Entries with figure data

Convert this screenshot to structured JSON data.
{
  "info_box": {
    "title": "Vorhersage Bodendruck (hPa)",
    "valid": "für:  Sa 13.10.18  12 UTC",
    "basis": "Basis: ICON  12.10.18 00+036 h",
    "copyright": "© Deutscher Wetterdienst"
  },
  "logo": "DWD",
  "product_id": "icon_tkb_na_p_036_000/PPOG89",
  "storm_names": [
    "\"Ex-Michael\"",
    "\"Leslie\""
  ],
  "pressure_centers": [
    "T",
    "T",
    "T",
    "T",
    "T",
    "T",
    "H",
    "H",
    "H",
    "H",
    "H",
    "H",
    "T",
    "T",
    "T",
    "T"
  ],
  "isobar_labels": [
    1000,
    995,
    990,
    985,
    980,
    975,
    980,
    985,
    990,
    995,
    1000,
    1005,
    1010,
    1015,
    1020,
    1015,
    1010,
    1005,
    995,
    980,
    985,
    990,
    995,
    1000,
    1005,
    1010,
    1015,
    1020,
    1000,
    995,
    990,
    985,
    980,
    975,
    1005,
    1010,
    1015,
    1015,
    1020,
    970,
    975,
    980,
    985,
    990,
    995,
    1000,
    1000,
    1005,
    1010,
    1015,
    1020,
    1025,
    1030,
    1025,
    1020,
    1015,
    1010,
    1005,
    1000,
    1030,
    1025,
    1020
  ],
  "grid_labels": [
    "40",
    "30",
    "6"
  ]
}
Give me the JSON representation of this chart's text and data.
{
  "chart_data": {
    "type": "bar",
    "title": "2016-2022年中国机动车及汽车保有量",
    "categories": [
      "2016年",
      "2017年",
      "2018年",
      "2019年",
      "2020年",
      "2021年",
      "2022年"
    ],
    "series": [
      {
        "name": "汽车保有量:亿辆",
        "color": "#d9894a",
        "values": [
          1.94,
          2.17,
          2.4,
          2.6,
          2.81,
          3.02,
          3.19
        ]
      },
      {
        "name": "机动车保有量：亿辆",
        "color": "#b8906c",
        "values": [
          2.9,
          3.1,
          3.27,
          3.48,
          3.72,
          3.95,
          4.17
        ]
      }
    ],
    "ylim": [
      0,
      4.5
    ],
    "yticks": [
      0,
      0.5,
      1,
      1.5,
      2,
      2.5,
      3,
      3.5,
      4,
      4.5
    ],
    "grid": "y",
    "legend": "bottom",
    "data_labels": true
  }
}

--

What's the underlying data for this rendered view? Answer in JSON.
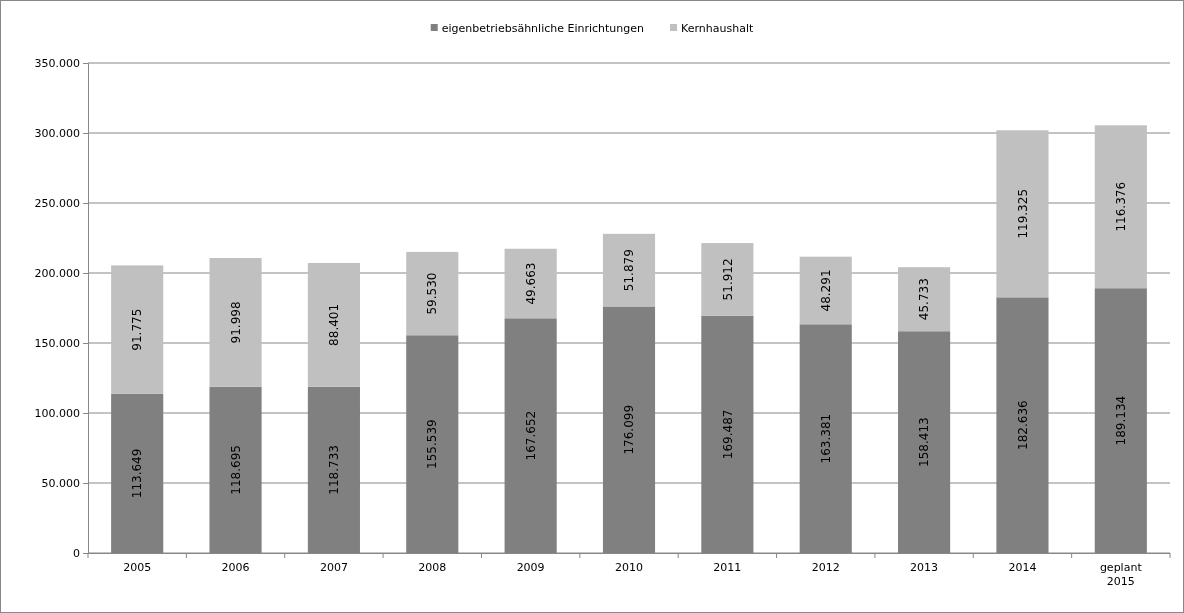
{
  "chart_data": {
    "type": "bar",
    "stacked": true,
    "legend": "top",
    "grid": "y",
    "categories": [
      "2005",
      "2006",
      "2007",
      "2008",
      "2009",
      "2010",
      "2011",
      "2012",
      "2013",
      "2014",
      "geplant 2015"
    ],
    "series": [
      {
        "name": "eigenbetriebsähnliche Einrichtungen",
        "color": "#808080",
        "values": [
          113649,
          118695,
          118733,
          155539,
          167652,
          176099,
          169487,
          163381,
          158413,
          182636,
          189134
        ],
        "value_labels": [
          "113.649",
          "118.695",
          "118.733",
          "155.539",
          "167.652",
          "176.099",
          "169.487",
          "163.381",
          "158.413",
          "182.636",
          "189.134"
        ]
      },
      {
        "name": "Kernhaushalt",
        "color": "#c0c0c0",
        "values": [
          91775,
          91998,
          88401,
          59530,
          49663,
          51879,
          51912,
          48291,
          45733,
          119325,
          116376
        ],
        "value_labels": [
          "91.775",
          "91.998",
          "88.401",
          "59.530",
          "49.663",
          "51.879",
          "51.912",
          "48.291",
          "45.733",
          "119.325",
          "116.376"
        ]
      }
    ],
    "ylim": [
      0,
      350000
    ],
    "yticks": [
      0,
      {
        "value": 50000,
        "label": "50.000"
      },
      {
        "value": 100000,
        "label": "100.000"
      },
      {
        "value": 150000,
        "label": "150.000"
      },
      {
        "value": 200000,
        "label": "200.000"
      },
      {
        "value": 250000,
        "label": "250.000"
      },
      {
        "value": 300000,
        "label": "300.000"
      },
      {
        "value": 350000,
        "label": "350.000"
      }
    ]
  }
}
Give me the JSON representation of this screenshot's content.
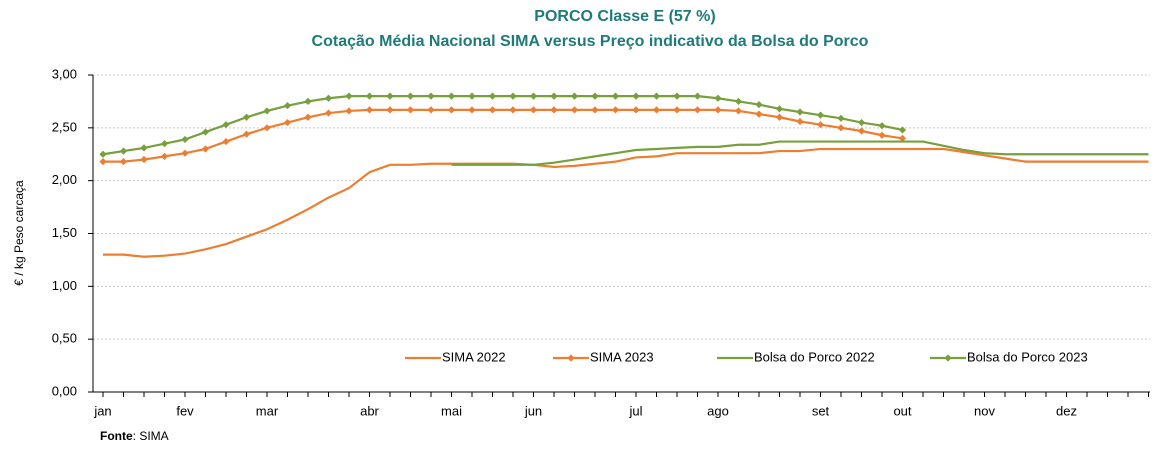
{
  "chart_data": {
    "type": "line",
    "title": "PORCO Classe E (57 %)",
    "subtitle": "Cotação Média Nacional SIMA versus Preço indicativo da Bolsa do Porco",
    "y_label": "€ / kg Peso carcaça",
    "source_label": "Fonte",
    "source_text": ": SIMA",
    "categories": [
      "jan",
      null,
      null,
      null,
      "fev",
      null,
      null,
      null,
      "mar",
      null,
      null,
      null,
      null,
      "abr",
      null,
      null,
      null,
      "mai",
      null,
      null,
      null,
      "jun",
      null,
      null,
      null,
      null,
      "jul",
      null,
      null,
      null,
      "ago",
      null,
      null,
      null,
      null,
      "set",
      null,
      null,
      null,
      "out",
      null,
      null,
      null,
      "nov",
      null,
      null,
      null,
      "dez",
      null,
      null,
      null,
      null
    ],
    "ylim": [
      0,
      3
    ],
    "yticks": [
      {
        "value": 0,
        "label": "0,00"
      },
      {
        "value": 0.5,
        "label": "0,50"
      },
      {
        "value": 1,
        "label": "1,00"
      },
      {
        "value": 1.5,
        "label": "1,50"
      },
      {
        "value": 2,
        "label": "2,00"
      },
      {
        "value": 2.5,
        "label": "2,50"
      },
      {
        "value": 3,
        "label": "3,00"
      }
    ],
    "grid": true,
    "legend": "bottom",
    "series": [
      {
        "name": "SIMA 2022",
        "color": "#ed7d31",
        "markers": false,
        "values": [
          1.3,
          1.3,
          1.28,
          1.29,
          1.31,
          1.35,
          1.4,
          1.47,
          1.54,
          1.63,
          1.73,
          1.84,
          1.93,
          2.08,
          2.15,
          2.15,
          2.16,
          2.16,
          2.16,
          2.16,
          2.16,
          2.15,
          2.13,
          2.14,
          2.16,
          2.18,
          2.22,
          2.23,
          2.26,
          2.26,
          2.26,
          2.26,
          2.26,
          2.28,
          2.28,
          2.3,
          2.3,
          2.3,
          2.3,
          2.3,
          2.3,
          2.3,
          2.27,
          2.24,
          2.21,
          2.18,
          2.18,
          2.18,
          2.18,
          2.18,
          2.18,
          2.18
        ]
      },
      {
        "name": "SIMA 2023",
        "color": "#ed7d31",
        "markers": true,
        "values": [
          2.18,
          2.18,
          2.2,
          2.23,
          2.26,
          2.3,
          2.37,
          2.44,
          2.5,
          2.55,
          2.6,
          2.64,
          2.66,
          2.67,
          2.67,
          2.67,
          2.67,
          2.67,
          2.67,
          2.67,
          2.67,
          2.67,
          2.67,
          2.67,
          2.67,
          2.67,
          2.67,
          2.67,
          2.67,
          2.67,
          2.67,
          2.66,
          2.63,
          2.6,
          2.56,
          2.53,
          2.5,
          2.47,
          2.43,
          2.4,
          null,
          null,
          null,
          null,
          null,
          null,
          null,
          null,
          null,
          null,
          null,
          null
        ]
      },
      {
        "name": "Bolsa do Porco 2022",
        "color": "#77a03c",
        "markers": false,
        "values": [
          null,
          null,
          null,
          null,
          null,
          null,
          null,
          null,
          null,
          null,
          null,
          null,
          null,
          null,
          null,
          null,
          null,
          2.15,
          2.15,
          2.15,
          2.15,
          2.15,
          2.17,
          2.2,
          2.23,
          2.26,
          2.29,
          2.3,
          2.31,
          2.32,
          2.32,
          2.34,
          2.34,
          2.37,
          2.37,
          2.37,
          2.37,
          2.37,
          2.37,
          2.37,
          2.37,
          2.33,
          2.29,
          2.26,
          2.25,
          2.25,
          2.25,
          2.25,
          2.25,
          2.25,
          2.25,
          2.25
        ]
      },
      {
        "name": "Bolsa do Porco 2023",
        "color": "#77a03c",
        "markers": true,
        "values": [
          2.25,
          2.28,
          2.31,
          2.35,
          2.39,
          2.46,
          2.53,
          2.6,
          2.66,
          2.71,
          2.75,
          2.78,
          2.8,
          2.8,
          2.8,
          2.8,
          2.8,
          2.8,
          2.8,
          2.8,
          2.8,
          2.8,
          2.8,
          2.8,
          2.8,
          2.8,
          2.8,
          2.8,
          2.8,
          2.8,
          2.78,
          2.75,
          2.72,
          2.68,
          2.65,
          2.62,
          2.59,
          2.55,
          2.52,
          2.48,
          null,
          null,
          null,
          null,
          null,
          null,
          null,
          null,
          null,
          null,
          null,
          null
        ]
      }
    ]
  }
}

WHAT THE EXERCISE ASKS
Take each line containing the string "this" and copy it out.

PROBLEM SOLUTION
Convert this screenshot to structured JSON data.
Give me the JSON representation of this chart's text and data.
What's the underlying data for this rendered view? Answer in JSON.
Give me the JSON representation of this screenshot's content.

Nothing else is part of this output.